• _Written problem_: Transcribe the entries below exactly; leave every image out.

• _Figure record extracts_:
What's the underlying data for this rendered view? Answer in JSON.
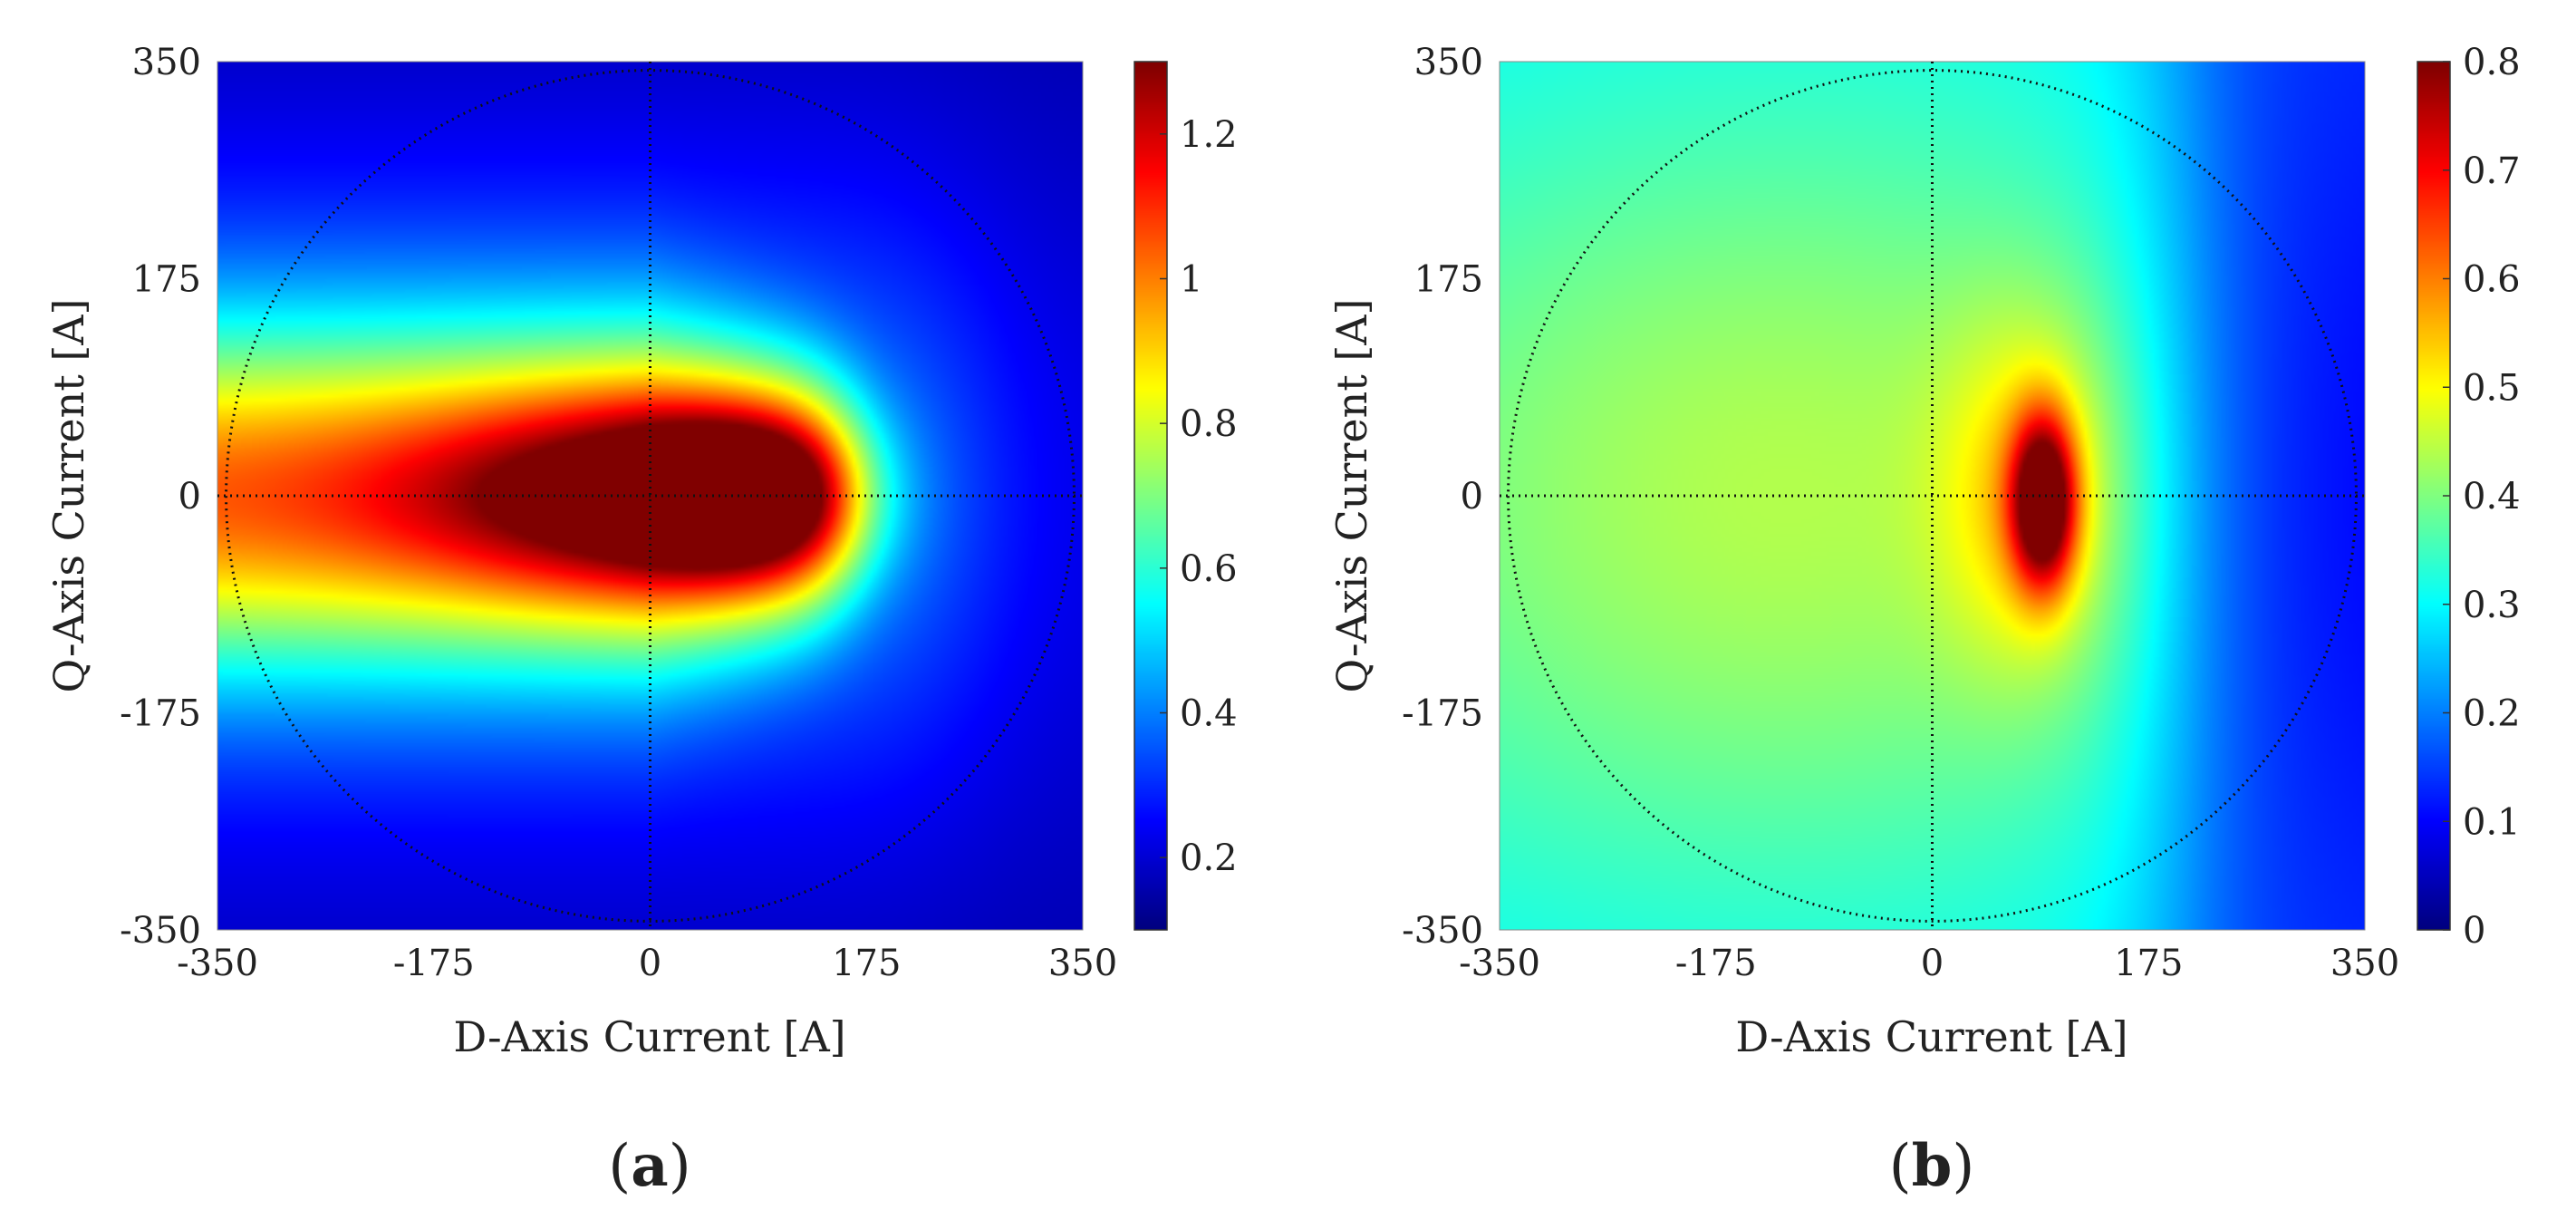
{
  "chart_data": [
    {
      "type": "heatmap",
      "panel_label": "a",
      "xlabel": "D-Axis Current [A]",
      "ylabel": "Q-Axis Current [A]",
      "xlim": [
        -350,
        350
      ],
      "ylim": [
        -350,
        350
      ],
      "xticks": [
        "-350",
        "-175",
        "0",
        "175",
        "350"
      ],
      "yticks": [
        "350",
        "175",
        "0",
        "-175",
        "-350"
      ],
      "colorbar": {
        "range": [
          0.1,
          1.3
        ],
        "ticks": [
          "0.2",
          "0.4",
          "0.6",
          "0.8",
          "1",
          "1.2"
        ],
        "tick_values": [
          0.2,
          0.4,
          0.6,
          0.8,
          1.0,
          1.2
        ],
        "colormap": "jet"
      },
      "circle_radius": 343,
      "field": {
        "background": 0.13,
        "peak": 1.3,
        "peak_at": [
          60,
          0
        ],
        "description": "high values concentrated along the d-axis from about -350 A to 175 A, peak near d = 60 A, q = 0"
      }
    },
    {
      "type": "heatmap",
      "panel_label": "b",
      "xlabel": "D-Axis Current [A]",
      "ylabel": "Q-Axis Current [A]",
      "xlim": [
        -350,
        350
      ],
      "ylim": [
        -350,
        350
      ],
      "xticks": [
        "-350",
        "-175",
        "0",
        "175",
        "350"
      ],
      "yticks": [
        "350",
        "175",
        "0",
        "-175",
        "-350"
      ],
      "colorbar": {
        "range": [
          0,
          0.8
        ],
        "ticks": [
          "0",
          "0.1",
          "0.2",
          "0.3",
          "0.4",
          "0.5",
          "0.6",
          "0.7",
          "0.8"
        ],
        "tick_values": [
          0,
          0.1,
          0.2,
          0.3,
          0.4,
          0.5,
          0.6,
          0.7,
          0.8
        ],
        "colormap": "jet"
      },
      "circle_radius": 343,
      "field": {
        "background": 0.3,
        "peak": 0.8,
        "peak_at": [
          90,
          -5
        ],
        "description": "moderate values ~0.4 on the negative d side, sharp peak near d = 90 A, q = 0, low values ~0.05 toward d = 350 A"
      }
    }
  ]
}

• _Exercise output_:
What's the underlying data for this rendered view? Answer in JSON.
{
  "chart_data": [
    {
      "type": "heatmap",
      "panel_label": "a",
      "xlabel": "D-Axis Current [A]",
      "ylabel": "Q-Axis Current [A]",
      "xlim": [
        -350,
        350
      ],
      "ylim": [
        -350,
        350
      ],
      "xticks": [
        "-350",
        "-175",
        "0",
        "175",
        "350"
      ],
      "yticks": [
        "350",
        "175",
        "0",
        "-175",
        "-350"
      ],
      "colorbar": {
        "range": [
          0.1,
          1.3
        ],
        "ticks": [
          "0.2",
          "0.4",
          "0.6",
          "0.8",
          "1",
          "1.2"
        ],
        "tick_values": [
          0.2,
          0.4,
          0.6,
          0.8,
          1.0,
          1.2
        ],
        "colormap": "jet"
      },
      "circle_radius": 343,
      "field": {
        "background": 0.13,
        "peak": 1.3,
        "peak_at": [
          60,
          0
        ],
        "description": "high values concentrated along the d-axis from about -350 A to 175 A, peak near d = 60 A, q = 0"
      }
    },
    {
      "type": "heatmap",
      "panel_label": "b",
      "xlabel": "D-Axis Current [A]",
      "ylabel": "Q-Axis Current [A]",
      "xlim": [
        -350,
        350
      ],
      "ylim": [
        -350,
        350
      ],
      "xticks": [
        "-350",
        "-175",
        "0",
        "175",
        "350"
      ],
      "yticks": [
        "350",
        "175",
        "0",
        "-175",
        "-350"
      ],
      "colorbar": {
        "range": [
          0,
          0.8
        ],
        "ticks": [
          "0",
          "0.1",
          "0.2",
          "0.3",
          "0.4",
          "0.5",
          "0.6",
          "0.7",
          "0.8"
        ],
        "tick_values": [
          0,
          0.1,
          0.2,
          0.3,
          0.4,
          0.5,
          0.6,
          0.7,
          0.8
        ],
        "colormap": "jet"
      },
      "circle_radius": 343,
      "field": {
        "background": 0.3,
        "peak": 0.8,
        "peak_at": [
          90,
          -5
        ],
        "description": "moderate values ~0.4 on the negative d side, sharp peak near d = 90 A, q = 0, low values ~0.05 toward d = 350 A"
      }
    }
  ]
}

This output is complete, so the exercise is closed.